SET TASK :: Set down the material below word for word, excluding the pictures.
start PROVIDED MATERIAL
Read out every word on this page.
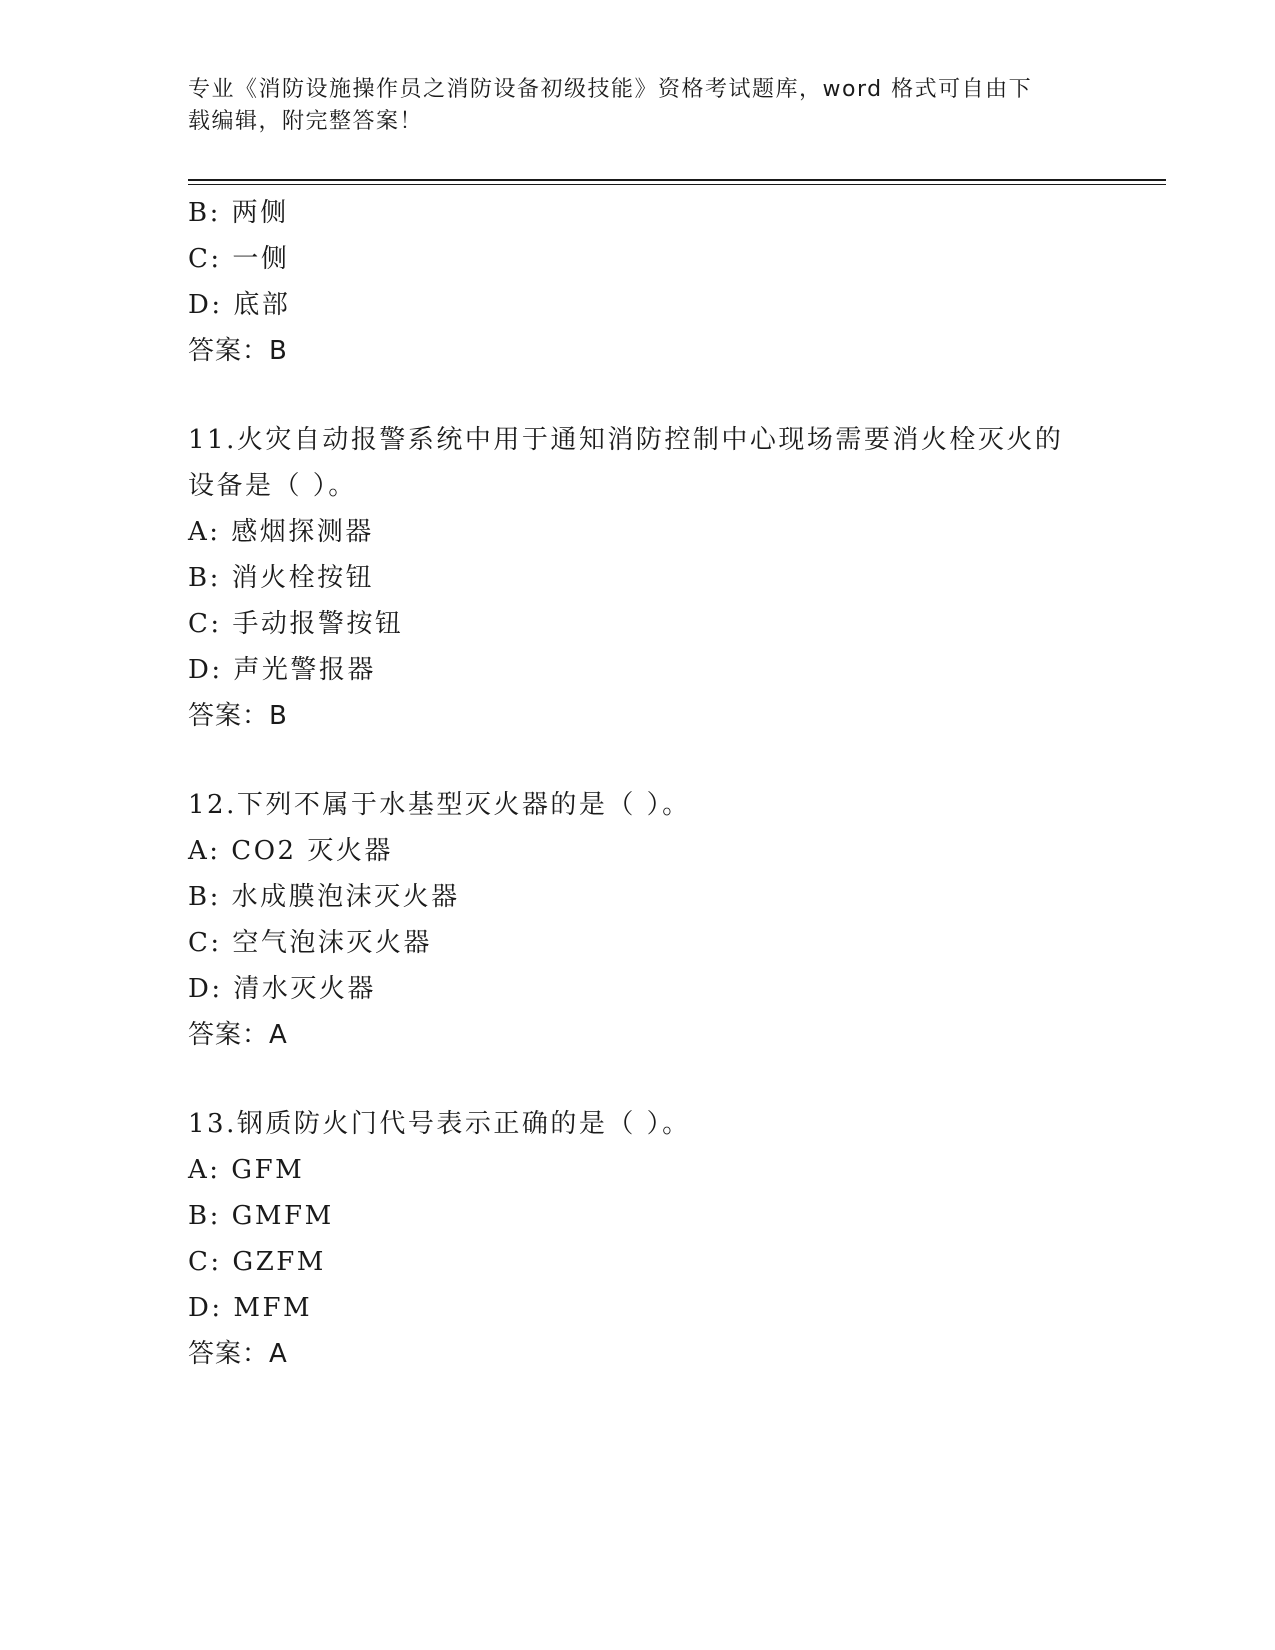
专业《消防设施操作员之消防设备初级技能》资格考试题库，word 格式可自由下
载编辑，附完整答案！
B: 两侧
C: 一侧
D: 底部
答案：B
11.火灾自动报警系统中用于通知消防控制中心现场需要消火栓灭火的
设备是（ ）。
A: 感烟探测器
B: 消火栓按钮
C: 手动报警按钮
D: 声光警报器
答案：B
12.下列不属于水基型灭火器的是（ ）。
A: CO2 灭火器
B: 水成膜泡沫灭火器
C: 空气泡沫灭火器
D: 清水灭火器
答案：A
13.钢质防火门代号表示正确的是（ ）。
A: GFM
B: GMFM
C: GZFM
D: MFM
答案：A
end PROVIDED MATERIAL
EXERCISE SOLUTION ::
Read out every word on this page.
专业《消防设施操作员之消防设备初级技能》资格考试题库，word 格式可自由下
载编辑，附完整答案！
B: 两侧
C: 一侧
D: 底部
答案：B
11.火灾自动报警系统中用于通知消防控制中心现场需要消火栓灭火的
设备是（ ）。
A: 感烟探测器
B: 消火栓按钮
C: 手动报警按钮
D: 声光警报器
答案：B
12.下列不属于水基型灭火器的是（ ）。
A: CO2 灭火器
B: 水成膜泡沫灭火器
C: 空气泡沫灭火器
D: 清水灭火器
答案：A
13.钢质防火门代号表示正确的是（ ）。
A: GFM
B: GMFM
C: GZFM
D: MFM
答案：A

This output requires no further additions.